» **Request**
For the records below, say how many lines contain the string "Āhuru". Give the number only.
---
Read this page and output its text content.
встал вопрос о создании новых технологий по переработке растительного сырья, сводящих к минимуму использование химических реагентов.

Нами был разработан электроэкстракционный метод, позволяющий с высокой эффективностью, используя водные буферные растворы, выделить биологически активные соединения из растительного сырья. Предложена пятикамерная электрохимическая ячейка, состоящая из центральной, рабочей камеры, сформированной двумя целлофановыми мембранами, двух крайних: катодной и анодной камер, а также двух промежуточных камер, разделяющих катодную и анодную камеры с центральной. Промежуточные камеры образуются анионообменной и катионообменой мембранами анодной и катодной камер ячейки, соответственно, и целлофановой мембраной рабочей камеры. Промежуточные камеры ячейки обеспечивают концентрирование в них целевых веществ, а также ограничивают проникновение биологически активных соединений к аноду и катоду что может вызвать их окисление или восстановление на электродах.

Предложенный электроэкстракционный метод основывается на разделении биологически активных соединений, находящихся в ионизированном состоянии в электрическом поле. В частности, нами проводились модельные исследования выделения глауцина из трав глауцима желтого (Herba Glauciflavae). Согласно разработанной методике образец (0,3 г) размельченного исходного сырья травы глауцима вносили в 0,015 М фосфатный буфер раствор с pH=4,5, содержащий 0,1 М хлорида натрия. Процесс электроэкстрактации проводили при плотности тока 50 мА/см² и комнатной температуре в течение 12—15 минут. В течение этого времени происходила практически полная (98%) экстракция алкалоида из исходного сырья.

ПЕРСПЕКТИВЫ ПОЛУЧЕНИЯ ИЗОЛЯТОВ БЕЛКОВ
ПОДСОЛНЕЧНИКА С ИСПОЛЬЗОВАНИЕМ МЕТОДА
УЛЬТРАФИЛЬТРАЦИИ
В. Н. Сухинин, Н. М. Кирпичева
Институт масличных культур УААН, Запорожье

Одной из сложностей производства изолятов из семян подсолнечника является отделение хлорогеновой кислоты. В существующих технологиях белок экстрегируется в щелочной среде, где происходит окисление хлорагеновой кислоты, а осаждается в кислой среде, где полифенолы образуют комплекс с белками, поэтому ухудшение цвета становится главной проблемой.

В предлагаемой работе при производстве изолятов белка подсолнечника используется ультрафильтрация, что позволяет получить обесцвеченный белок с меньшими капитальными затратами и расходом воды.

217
---
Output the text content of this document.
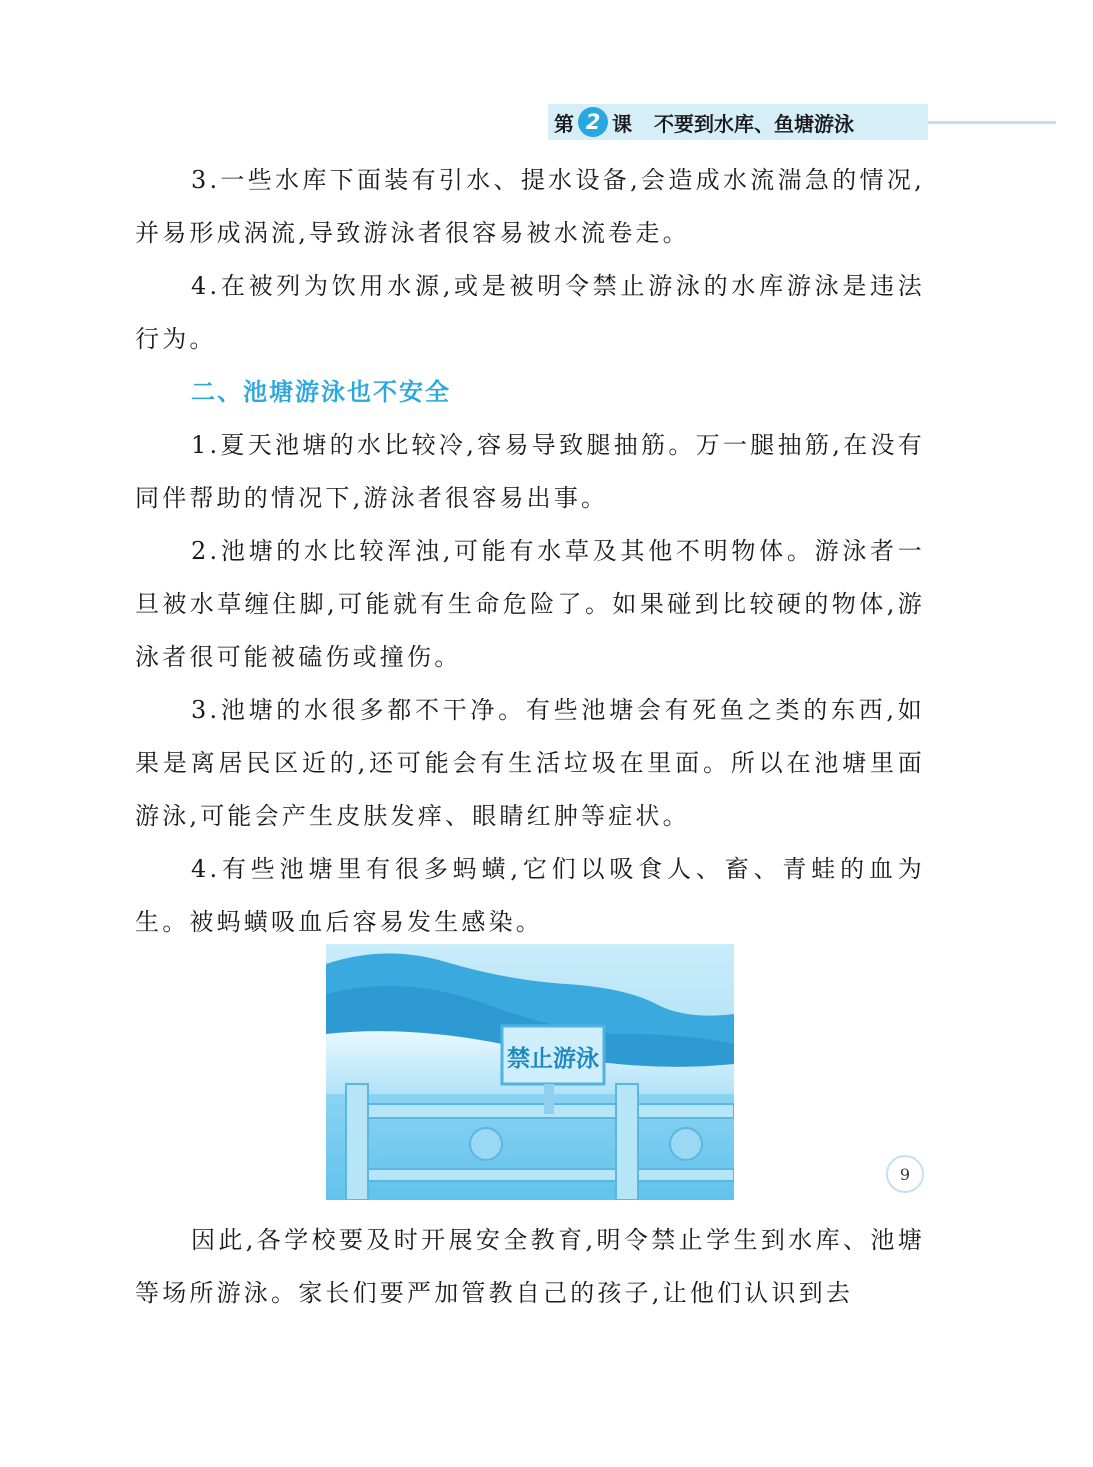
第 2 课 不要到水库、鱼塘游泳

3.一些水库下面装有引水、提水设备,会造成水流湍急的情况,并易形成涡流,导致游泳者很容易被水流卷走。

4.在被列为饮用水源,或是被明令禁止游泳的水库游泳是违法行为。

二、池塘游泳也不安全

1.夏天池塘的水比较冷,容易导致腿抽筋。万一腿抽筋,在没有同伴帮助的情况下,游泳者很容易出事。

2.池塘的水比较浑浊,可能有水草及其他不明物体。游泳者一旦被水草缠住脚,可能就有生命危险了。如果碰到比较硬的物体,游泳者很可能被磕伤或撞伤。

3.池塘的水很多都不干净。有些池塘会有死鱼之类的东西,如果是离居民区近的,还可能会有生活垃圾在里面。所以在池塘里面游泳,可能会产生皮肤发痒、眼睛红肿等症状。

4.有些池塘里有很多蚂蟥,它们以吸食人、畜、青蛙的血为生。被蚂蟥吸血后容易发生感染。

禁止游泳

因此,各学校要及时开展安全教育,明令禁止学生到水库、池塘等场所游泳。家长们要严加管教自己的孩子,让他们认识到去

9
---
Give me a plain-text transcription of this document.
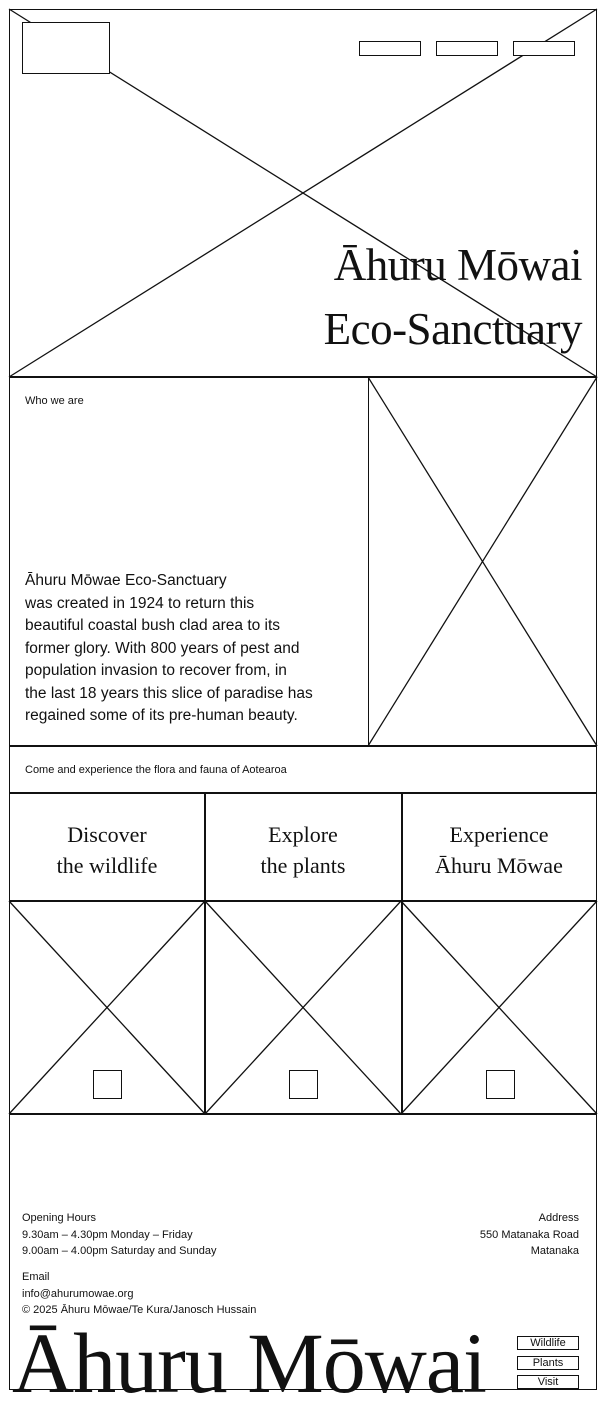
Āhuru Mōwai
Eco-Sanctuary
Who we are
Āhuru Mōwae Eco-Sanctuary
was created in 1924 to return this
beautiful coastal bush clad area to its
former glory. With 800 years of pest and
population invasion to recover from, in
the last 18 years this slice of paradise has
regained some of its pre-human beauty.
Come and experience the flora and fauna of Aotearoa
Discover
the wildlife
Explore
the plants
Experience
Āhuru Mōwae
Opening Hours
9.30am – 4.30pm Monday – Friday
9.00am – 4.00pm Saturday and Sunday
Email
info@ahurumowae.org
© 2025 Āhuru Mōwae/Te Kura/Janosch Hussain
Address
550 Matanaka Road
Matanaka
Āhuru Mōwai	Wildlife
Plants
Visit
---
» **Answer for this exercise**
5